**WHAT IS NEEDED**
Reproduce the material in full, exactly as written.

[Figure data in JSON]
──────────
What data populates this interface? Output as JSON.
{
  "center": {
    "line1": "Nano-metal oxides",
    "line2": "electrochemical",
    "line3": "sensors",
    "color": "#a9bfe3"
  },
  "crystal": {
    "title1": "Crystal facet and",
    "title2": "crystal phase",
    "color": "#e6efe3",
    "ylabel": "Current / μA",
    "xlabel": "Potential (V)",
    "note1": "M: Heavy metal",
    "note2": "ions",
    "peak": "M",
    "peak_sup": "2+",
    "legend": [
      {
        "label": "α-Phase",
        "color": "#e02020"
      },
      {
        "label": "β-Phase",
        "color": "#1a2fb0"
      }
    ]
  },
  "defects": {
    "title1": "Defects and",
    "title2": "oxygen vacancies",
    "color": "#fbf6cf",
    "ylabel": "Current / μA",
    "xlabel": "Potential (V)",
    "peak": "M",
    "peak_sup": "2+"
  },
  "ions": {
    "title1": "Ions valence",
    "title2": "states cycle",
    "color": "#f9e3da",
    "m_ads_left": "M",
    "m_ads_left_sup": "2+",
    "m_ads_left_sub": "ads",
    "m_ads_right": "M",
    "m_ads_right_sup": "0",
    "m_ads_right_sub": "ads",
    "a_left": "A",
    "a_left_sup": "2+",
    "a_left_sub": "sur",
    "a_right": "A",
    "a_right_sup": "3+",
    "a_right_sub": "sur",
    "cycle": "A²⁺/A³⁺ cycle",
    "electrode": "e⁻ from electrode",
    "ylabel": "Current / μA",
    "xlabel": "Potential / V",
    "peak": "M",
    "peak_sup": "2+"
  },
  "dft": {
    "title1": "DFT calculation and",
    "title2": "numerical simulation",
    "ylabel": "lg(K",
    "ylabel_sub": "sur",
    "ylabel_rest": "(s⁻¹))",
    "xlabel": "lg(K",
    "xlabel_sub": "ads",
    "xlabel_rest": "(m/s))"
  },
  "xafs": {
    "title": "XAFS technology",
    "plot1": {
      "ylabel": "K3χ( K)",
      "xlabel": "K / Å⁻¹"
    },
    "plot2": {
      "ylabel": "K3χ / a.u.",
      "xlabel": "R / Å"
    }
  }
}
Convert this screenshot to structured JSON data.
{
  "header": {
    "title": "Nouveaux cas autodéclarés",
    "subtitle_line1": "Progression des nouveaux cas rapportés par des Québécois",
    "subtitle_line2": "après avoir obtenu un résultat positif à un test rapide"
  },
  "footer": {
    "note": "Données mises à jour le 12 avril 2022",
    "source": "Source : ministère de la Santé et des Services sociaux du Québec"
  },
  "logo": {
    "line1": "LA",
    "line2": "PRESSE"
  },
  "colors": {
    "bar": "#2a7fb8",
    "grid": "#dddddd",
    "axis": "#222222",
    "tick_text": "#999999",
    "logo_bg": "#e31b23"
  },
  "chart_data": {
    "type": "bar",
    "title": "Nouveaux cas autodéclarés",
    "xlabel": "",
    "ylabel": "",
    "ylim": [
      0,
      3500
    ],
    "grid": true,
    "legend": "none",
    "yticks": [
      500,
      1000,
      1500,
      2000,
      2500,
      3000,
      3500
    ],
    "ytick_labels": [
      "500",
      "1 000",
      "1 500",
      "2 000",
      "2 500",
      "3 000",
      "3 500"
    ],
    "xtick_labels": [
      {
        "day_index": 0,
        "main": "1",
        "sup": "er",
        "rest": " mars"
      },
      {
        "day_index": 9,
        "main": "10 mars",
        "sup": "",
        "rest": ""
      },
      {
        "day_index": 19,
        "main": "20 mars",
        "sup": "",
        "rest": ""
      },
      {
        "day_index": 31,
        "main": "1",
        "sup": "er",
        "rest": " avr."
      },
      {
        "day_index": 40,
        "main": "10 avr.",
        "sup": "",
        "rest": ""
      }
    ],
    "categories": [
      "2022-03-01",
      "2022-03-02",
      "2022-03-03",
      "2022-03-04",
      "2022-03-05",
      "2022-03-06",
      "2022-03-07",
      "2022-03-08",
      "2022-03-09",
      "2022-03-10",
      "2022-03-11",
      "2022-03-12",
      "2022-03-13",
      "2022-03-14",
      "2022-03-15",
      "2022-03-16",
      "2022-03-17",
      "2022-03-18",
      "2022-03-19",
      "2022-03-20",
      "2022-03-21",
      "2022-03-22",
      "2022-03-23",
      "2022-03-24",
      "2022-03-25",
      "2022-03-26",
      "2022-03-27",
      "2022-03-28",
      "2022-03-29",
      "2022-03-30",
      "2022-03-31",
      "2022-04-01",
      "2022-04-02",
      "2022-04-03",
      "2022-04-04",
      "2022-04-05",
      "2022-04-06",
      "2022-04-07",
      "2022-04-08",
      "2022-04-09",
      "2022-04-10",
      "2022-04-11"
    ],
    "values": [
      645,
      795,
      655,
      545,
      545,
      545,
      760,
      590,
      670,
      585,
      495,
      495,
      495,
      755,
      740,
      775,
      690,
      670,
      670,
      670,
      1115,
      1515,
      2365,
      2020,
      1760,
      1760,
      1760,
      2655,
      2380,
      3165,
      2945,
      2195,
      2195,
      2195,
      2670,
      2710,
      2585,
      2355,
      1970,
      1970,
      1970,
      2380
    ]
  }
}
──────────
**RESULT FOR THIS EXERCISE**
What data populates this interface? Output as JSON.
{
  "center": {
    "line1": "Nano-metal oxides",
    "line2": "electrochemical",
    "line3": "sensors",
    "color": "#a9bfe3"
  },
  "crystal": {
    "title1": "Crystal facet and",
    "title2": "crystal phase",
    "color": "#e6efe3",
    "ylabel": "Current / μA",
    "xlabel": "Potential (V)",
    "note1": "M: Heavy metal",
    "note2": "ions",
    "peak": "M",
    "peak_sup": "2+",
    "legend": [
      {
        "label": "α-Phase",
        "color": "#e02020"
      },
      {
        "label": "β-Phase",
        "color": "#1a2fb0"
      }
    ]
  },
  "defects": {
    "title1": "Defects and",
    "title2": "oxygen vacancies",
    "color": "#fbf6cf",
    "ylabel": "Current / μA",
    "xlabel": "Potential (V)",
    "peak": "M",
    "peak_sup": "2+"
  },
  "ions": {
    "title1": "Ions valence",
    "title2": "states cycle",
    "color": "#f9e3da",
    "m_ads_left": "M",
    "m_ads_left_sup": "2+",
    "m_ads_left_sub": "ads",
    "m_ads_right": "M",
    "m_ads_right_sup": "0",
    "m_ads_right_sub": "ads",
    "a_left": "A",
    "a_left_sup": "2+",
    "a_left_sub": "sur",
    "a_right": "A",
    "a_right_sup": "3+",
    "a_right_sub": "sur",
    "cycle": "A²⁺/A³⁺ cycle",
    "electrode": "e⁻ from electrode",
    "ylabel": "Current / μA",
    "xlabel": "Potential / V",
    "peak": "M",
    "peak_sup": "2+"
  },
  "dft": {
    "title1": "DFT calculation and",
    "title2": "numerical simulation",
    "ylabel": "lg(K",
    "ylabel_sub": "sur",
    "ylabel_rest": "(s⁻¹))",
    "xlabel": "lg(K",
    "xlabel_sub": "ads",
    "xlabel_rest": "(m/s))"
  },
  "xafs": {
    "title": "XAFS technology",
    "plot1": {
      "ylabel": "K3χ( K)",
      "xlabel": "K / Å⁻¹"
    },
    "plot2": {
      "ylabel": "K3χ / a.u.",
      "xlabel": "R / Å"
    }
  }
}
Convert this screenshot to structured JSON data.
{
  "header": {
    "title": "Nouveaux cas autodéclarés",
    "subtitle_line1": "Progression des nouveaux cas rapportés par des Québécois",
    "subtitle_line2": "après avoir obtenu un résultat positif à un test rapide"
  },
  "footer": {
    "note": "Données mises à jour le 12 avril 2022",
    "source": "Source : ministère de la Santé et des Services sociaux du Québec"
  },
  "logo": {
    "line1": "LA",
    "line2": "PRESSE"
  },
  "colors": {
    "bar": "#2a7fb8",
    "grid": "#dddddd",
    "axis": "#222222",
    "tick_text": "#999999",
    "logo_bg": "#e31b23"
  },
  "chart_data": {
    "type": "bar",
    "title": "Nouveaux cas autodéclarés",
    "xlabel": "",
    "ylabel": "",
    "ylim": [
      0,
      3500
    ],
    "grid": true,
    "legend": "none",
    "yticks": [
      500,
      1000,
      1500,
      2000,
      2500,
      3000,
      3500
    ],
    "ytick_labels": [
      "500",
      "1 000",
      "1 500",
      "2 000",
      "2 500",
      "3 000",
      "3 500"
    ],
    "xtick_labels": [
      {
        "day_index": 0,
        "main": "1",
        "sup": "er",
        "rest": " mars"
      },
      {
        "day_index": 9,
        "main": "10 mars",
        "sup": "",
        "rest": ""
      },
      {
        "day_index": 19,
        "main": "20 mars",
        "sup": "",
        "rest": ""
      },
      {
        "day_index": 31,
        "main": "1",
        "sup": "er",
        "rest": " avr."
      },
      {
        "day_index": 40,
        "main": "10 avr.",
        "sup": "",
        "rest": ""
      }
    ],
    "categories": [
      "2022-03-01",
      "2022-03-02",
      "2022-03-03",
      "2022-03-04",
      "2022-03-05",
      "2022-03-06",
      "2022-03-07",
      "2022-03-08",
      "2022-03-09",
      "2022-03-10",
      "2022-03-11",
      "2022-03-12",
      "2022-03-13",
      "2022-03-14",
      "2022-03-15",
      "2022-03-16",
      "2022-03-17",
      "2022-03-18",
      "2022-03-19",
      "2022-03-20",
      "2022-03-21",
      "2022-03-22",
      "2022-03-23",
      "2022-03-24",
      "2022-03-25",
      "2022-03-26",
      "2022-03-27",
      "2022-03-28",
      "2022-03-29",
      "2022-03-30",
      "2022-03-31",
      "2022-04-01",
      "2022-04-02",
      "2022-04-03",
      "2022-04-04",
      "2022-04-05",
      "2022-04-06",
      "2022-04-07",
      "2022-04-08",
      "2022-04-09",
      "2022-04-10",
      "2022-04-11"
    ],
    "values": [
      645,
      795,
      655,
      545,
      545,
      545,
      760,
      590,
      670,
      585,
      495,
      495,
      495,
      755,
      740,
      775,
      690,
      670,
      670,
      670,
      1115,
      1515,
      2365,
      2020,
      1760,
      1760,
      1760,
      2655,
      2380,
      3165,
      2945,
      2195,
      2195,
      2195,
      2670,
      2710,
      2585,
      2355,
      1970,
      1970,
      1970,
      2380
    ]
  }
}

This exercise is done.